EXERCISE BRIEF: Reproduce the olympiad paper word for word from "- There are" to "phone is forbidden.".

**Regional Mathematical Olympiad 2014 (Mumbai Region)**

Instructions

- There are six questions in this paper. Answer all questions.
- Each question carries 10 points
- Use of protractors, calculators, mobile phone is forbidden.
- Time alloted: 3 hours

Questions

**1** Three positive real numbers \(a, b, c\) are such that \(a^2 + 5b^2 + 4c^2 - 4ab - 4bc = 0\). Can \(a, b, c\) be the lengths of sides of a triangle? Justify your answer.

**2** The roots of the equation

\[x^3 -3ax^2 + bx + 18c = 0\]

form a non-constant arithmetic progression and the roots of the equation

\[x^3 + bx^2 + x - c^3 = 0\]

form a non-constant geometric progression. Given that \(a, b, c\) are real numbers, find all positive integral values \(a\) and \(b\).

EXCERPTED DATA:
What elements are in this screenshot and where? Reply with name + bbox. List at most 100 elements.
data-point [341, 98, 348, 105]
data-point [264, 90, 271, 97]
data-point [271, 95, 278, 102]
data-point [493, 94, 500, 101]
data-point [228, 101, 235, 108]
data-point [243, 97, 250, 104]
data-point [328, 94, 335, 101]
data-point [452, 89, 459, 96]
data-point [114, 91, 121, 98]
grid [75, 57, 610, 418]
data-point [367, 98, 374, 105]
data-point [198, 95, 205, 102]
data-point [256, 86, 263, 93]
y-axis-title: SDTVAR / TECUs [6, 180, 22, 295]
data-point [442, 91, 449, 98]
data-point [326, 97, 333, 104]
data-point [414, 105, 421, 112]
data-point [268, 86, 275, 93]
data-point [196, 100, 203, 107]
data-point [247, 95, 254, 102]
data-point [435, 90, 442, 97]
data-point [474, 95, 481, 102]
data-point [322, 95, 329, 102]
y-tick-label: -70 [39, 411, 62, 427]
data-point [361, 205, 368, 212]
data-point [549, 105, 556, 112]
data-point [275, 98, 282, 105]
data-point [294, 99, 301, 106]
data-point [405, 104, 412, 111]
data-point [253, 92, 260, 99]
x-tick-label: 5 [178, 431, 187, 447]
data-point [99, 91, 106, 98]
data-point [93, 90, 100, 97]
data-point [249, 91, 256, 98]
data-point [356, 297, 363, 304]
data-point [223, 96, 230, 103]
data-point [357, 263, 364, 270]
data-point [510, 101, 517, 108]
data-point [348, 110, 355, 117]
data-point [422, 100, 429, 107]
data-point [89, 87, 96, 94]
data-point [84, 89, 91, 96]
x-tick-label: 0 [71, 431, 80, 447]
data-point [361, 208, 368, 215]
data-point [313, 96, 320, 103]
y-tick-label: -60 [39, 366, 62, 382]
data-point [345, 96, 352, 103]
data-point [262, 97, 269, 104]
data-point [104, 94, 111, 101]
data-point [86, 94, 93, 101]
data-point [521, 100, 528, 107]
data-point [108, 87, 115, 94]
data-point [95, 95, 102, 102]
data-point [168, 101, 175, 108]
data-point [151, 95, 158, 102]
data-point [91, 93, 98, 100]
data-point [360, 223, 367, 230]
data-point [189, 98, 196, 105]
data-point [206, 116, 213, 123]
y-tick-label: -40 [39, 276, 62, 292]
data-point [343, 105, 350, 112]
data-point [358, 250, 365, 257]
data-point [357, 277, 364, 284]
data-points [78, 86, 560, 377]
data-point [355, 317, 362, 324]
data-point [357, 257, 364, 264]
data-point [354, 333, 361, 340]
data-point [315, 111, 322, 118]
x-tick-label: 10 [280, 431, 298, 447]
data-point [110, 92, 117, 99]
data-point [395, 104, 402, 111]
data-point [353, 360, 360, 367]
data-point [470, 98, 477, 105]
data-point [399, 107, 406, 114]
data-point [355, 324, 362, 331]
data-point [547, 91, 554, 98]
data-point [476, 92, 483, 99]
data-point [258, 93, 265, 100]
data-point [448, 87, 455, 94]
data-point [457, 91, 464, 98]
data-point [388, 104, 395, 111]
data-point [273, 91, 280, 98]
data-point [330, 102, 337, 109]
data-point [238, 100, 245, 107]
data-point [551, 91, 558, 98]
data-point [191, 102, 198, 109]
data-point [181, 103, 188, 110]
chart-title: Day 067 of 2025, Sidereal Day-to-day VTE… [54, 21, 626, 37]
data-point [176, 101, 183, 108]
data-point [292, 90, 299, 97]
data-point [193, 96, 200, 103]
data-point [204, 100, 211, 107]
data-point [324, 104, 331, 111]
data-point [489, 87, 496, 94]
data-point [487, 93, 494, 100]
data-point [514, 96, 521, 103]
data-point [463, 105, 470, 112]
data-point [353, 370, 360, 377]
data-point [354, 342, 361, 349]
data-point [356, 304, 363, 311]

SOLUTION TO THIS EXERCISE:
- There are six questions in this paper. Answer all questions.
- Each question carries 10 points
- Use of protractors, calculators, mobile phone is forbidden.